Dataset extract »
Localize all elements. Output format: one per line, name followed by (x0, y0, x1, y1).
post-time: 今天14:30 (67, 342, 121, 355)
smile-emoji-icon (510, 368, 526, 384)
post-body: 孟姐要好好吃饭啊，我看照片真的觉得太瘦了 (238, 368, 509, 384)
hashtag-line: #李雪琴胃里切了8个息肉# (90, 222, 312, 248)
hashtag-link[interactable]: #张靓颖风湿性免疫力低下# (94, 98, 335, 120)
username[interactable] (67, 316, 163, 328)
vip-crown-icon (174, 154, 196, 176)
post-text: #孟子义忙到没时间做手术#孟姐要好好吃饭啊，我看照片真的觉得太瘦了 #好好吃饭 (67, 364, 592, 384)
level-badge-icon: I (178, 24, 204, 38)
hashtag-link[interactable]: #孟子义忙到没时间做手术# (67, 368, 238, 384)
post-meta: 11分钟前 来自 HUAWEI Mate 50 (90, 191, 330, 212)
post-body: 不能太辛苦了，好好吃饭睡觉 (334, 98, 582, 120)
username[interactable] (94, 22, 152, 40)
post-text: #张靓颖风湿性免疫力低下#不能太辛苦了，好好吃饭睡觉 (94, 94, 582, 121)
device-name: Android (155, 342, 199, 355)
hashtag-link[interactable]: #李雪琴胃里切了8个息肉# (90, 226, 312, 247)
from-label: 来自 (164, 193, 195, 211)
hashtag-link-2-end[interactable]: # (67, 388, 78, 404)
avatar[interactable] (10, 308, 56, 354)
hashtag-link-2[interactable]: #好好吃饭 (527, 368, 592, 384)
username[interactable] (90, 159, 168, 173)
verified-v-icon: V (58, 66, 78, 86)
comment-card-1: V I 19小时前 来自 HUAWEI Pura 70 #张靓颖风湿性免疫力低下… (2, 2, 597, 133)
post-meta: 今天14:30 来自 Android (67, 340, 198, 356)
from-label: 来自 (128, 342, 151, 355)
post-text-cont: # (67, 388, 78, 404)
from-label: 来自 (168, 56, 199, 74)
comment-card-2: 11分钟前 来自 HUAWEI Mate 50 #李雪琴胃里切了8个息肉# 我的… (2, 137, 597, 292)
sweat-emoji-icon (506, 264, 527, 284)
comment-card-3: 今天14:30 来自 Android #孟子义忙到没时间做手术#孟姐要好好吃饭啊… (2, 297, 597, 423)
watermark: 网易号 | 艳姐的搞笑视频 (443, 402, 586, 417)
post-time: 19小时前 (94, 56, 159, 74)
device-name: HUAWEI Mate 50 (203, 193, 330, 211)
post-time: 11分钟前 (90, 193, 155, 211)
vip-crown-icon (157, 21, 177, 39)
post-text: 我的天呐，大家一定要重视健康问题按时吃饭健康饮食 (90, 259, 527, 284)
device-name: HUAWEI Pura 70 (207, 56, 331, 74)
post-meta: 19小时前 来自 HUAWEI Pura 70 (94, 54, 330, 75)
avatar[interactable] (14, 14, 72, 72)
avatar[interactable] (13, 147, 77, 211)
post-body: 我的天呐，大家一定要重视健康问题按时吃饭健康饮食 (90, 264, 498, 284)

Stated task » Reproduce every line of the records above verbatim, with each name and its coordinates unchanged.

Answer to this task »
Localize all elements. Output format: one per line, name followed by (x0, y0, x1, y1).
post-time: 今天14:30 (67, 342, 121, 355)
smile-emoji-icon (510, 368, 526, 384)
post-body: 孟姐要好好吃饭啊，我看照片真的觉得太瘦了 (238, 368, 509, 384)
hashtag-line: #李雪琴胃里切了8个息肉# (90, 222, 312, 248)
hashtag-link[interactable]: #张靓颖风湿性免疫力低下# (94, 98, 335, 120)
username[interactable] (67, 316, 163, 328)
vip-crown-icon (174, 154, 196, 176)
post-text: #孟子义忙到没时间做手术#孟姐要好好吃饭啊，我看照片真的觉得太瘦了 #好好吃饭 (67, 364, 592, 384)
level-badge-icon: I (178, 24, 204, 38)
hashtag-link[interactable]: #孟子义忙到没时间做手术# (67, 368, 238, 384)
post-meta: 11分钟前 来自 HUAWEI Mate 50 (90, 191, 330, 212)
post-body: 不能太辛苦了，好好吃饭睡觉 (334, 98, 582, 120)
username[interactable] (94, 22, 152, 40)
post-text: #张靓颖风湿性免疫力低下#不能太辛苦了，好好吃饭睡觉 (94, 94, 582, 121)
device-name: Android (155, 342, 199, 355)
hashtag-link[interactable]: #李雪琴胃里切了8个息肉# (90, 226, 312, 247)
from-label: 来自 (164, 193, 195, 211)
hashtag-link-2-end[interactable]: # (67, 388, 78, 404)
avatar[interactable] (10, 308, 56, 354)
hashtag-link-2[interactable]: #好好吃饭 (527, 368, 592, 384)
username[interactable] (90, 159, 168, 173)
verified-v-icon: V (58, 66, 78, 86)
comment-card-1: V I 19小时前 来自 HUAWEI Pura 70 #张靓颖风湿性免疫力低下… (2, 2, 597, 133)
post-meta: 今天14:30 来自 Android (67, 340, 198, 356)
from-label: 来自 (128, 342, 151, 355)
post-text-cont: # (67, 388, 78, 404)
from-label: 来自 (168, 56, 199, 74)
comment-card-2: 11分钟前 来自 HUAWEI Mate 50 #李雪琴胃里切了8个息肉# 我的… (2, 137, 597, 292)
sweat-emoji-icon (506, 264, 527, 284)
comment-card-3: 今天14:30 来自 Android #孟子义忙到没时间做手术#孟姐要好好吃饭啊… (2, 297, 597, 423)
watermark: 网易号 | 艳姐的搞笑视频 (443, 402, 586, 417)
post-time: 19小时前 (94, 56, 159, 74)
device-name: HUAWEI Mate 50 (203, 193, 330, 211)
post-time: 11分钟前 (90, 193, 155, 211)
vip-crown-icon (157, 21, 177, 39)
post-text: 我的天呐，大家一定要重视健康问题按时吃饭健康饮食 (90, 259, 527, 284)
device-name: HUAWEI Pura 70 (207, 56, 331, 74)
post-meta: 19小时前 来自 HUAWEI Pura 70 (94, 54, 330, 75)
avatar[interactable] (14, 14, 72, 72)
avatar[interactable] (13, 147, 77, 211)
post-body: 我的天呐，大家一定要重视健康问题按时吃饭健康饮食 (90, 264, 498, 284)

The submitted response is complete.